**WRITTEN REQUEST**
Which lines in the records below contain the word "Wunsch"? Copy each one out.

[Stored records]
┏━━
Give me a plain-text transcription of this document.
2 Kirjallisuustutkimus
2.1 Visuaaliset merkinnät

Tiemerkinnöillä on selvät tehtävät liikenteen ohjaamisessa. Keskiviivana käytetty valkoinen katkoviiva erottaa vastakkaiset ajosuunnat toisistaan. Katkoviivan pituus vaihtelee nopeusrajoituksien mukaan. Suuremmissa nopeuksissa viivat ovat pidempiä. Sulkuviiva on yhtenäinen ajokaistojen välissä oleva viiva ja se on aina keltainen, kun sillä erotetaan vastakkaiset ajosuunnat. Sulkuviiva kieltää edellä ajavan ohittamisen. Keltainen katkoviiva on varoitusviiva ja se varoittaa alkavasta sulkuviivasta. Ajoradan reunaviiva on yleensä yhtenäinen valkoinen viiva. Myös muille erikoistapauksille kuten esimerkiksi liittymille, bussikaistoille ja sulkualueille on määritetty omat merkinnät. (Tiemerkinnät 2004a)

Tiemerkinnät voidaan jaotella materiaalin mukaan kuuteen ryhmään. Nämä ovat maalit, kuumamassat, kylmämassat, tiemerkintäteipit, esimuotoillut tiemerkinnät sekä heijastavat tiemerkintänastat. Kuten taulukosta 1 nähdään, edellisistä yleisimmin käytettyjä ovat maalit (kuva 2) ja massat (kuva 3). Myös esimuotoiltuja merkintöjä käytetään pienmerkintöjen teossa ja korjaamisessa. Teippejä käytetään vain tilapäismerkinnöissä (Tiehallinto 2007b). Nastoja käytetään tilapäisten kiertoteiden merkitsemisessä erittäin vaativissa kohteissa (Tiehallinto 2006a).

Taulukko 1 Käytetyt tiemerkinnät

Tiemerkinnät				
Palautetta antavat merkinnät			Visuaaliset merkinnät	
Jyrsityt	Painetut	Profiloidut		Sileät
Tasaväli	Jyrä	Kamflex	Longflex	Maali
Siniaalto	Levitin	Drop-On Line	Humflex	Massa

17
┗━━
┏━━
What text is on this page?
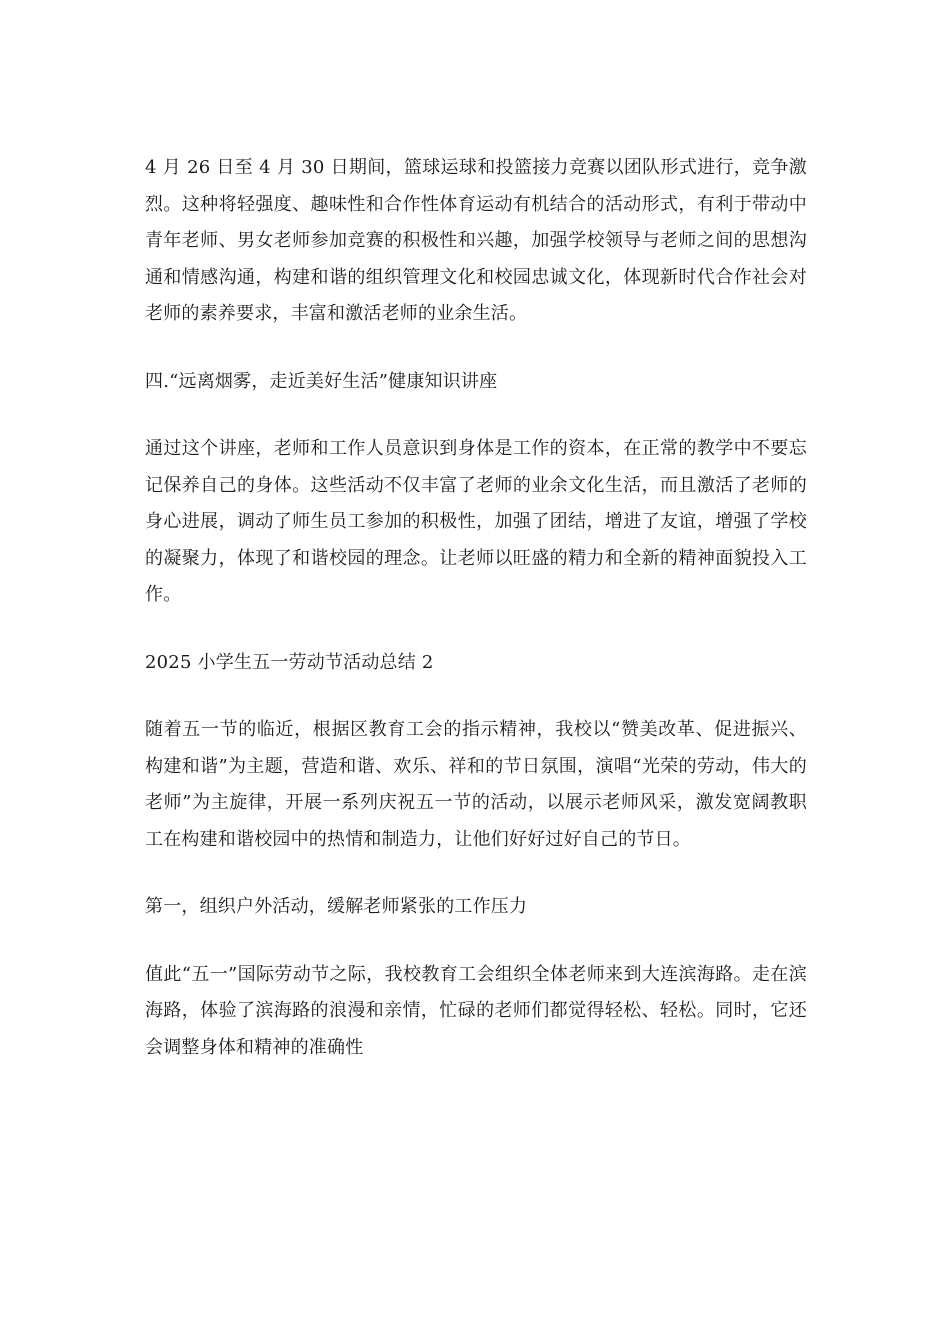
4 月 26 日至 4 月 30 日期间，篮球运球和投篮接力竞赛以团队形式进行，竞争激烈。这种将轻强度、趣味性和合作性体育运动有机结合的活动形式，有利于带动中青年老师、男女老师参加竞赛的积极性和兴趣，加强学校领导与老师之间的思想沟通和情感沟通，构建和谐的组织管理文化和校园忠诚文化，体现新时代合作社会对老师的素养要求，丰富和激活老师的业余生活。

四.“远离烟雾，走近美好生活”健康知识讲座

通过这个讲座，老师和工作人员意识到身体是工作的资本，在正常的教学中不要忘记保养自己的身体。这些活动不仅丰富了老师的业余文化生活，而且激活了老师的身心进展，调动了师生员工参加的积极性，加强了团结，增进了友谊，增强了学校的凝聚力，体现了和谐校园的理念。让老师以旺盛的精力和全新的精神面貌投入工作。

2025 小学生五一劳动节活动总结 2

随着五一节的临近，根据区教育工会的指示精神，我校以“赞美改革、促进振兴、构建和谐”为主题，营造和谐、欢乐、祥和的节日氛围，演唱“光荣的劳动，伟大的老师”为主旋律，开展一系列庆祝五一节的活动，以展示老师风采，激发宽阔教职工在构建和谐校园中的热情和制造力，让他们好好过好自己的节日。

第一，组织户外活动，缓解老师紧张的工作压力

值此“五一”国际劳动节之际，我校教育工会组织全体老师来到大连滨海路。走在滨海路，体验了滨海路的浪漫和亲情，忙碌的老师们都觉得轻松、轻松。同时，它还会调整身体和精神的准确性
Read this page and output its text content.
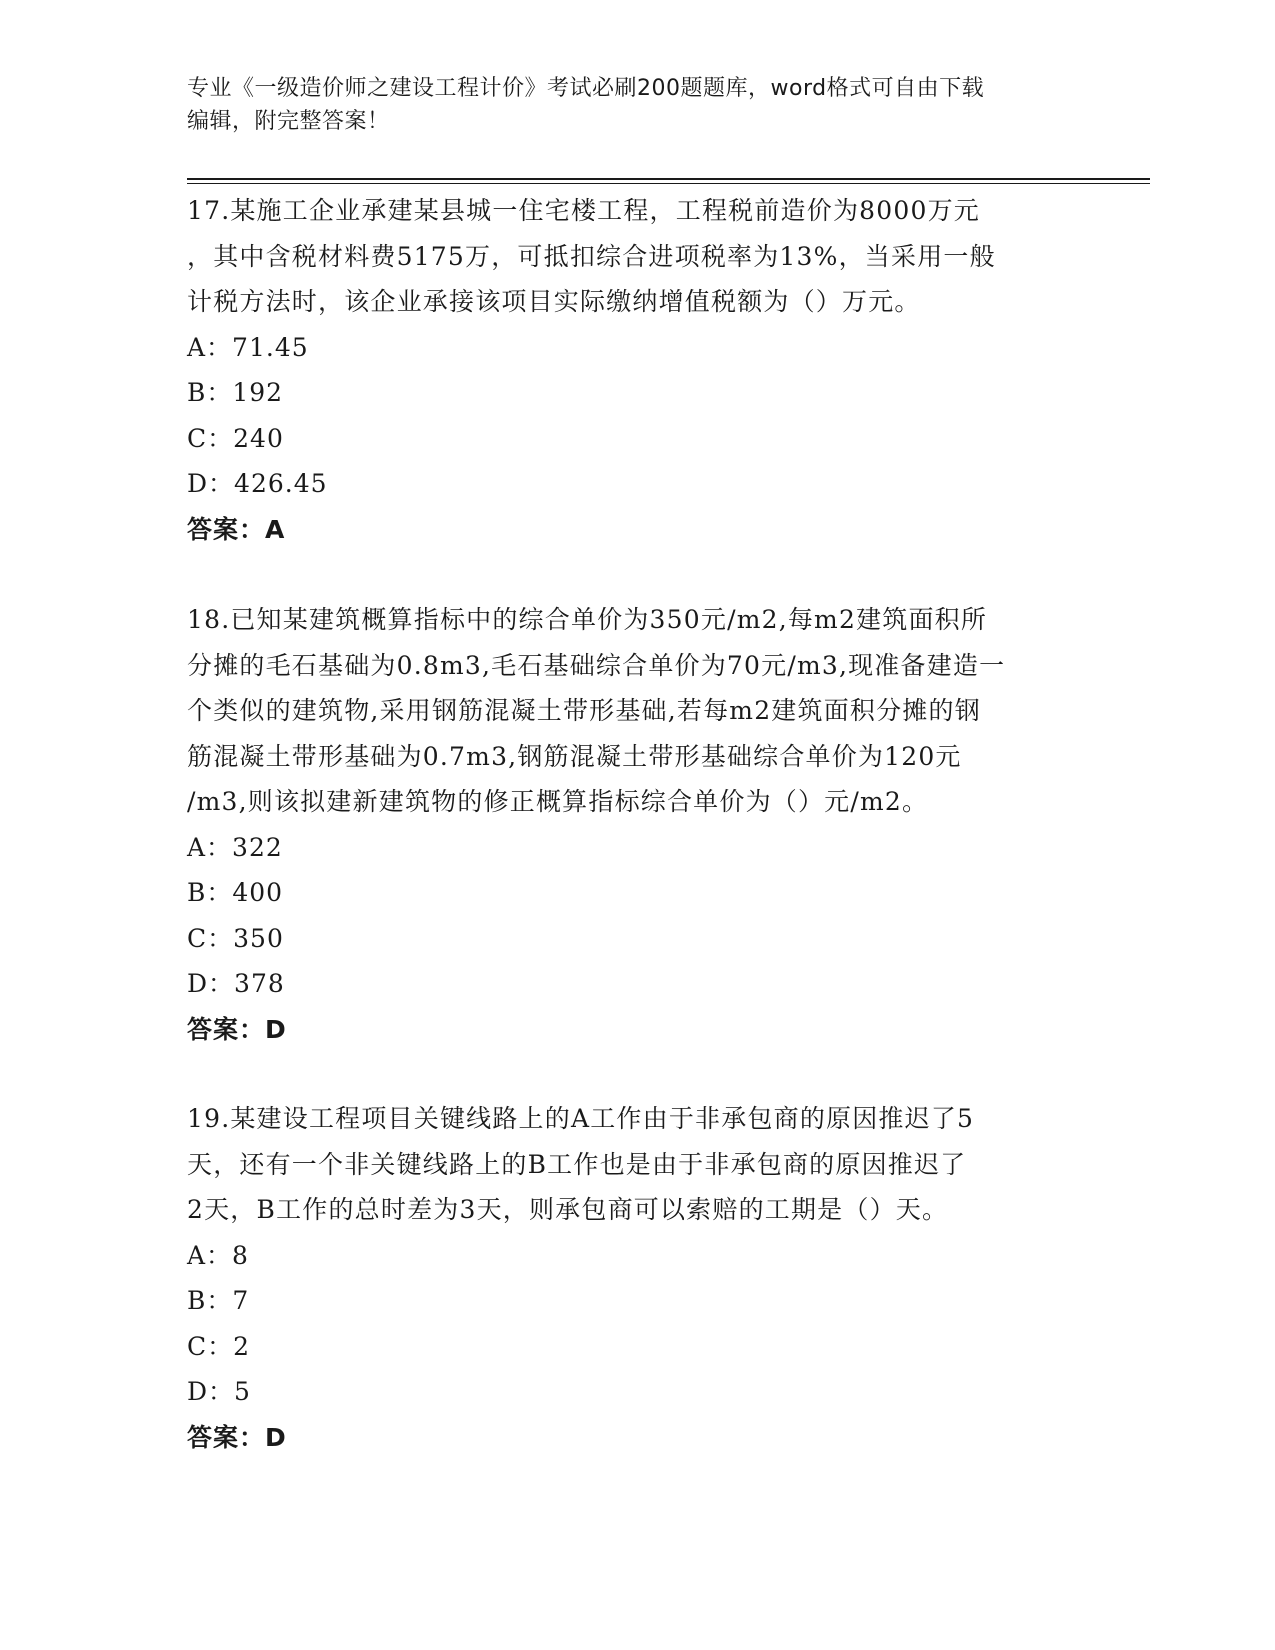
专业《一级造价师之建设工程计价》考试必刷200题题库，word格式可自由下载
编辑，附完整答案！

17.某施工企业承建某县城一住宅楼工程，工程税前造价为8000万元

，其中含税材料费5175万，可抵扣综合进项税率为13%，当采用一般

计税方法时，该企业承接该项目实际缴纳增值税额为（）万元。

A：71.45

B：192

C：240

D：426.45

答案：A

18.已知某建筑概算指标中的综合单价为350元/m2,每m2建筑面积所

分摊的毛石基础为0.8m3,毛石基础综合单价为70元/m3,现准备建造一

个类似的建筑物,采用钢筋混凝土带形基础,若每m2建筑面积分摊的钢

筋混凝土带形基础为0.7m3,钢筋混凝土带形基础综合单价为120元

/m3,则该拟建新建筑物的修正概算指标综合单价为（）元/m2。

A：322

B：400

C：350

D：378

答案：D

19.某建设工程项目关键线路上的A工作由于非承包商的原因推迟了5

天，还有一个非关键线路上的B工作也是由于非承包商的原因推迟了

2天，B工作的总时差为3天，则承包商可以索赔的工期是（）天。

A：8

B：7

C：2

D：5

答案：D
┗━━
┏━━
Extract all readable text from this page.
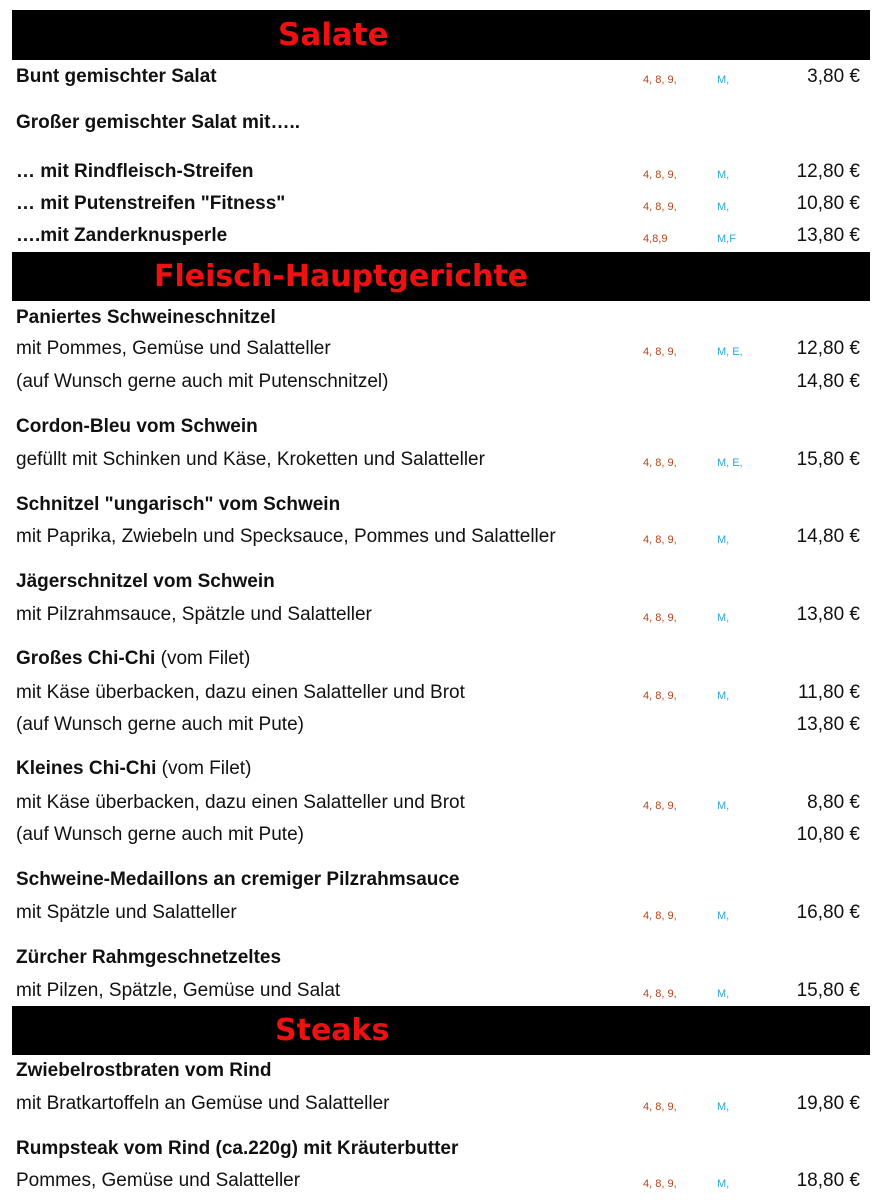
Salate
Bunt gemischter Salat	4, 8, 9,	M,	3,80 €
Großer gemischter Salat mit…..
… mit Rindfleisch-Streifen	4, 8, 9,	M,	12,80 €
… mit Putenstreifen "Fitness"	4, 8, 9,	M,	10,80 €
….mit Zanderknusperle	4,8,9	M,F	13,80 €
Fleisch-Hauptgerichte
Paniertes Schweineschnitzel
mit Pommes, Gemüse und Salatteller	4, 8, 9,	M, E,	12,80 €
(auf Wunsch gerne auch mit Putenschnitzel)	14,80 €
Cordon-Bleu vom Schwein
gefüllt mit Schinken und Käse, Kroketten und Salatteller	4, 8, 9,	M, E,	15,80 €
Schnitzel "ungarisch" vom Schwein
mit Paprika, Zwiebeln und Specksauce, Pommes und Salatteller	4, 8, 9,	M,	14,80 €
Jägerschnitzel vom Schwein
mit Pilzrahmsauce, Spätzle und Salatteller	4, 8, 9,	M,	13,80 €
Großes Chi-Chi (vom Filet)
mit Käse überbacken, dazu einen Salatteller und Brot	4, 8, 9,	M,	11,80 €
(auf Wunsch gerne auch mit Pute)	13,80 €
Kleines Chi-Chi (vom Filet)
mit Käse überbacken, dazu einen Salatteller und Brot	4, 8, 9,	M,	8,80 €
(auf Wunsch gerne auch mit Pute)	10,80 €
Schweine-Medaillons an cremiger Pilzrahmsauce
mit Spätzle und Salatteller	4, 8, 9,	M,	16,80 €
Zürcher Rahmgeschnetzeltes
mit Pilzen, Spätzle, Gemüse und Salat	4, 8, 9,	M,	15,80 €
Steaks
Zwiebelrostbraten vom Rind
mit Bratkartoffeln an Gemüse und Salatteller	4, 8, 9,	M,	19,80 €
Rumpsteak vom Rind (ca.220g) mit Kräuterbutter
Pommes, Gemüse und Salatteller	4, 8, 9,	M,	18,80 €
┗━━
**RESPONSE TO THIS EXERCISE**
(auf Wunsch gerne auch mit Putenschnitzel)	14,80 €
(auf Wunsch gerne auch mit Pute)	13,80 €
(auf Wunsch gerne auch mit Pute)	10,80 €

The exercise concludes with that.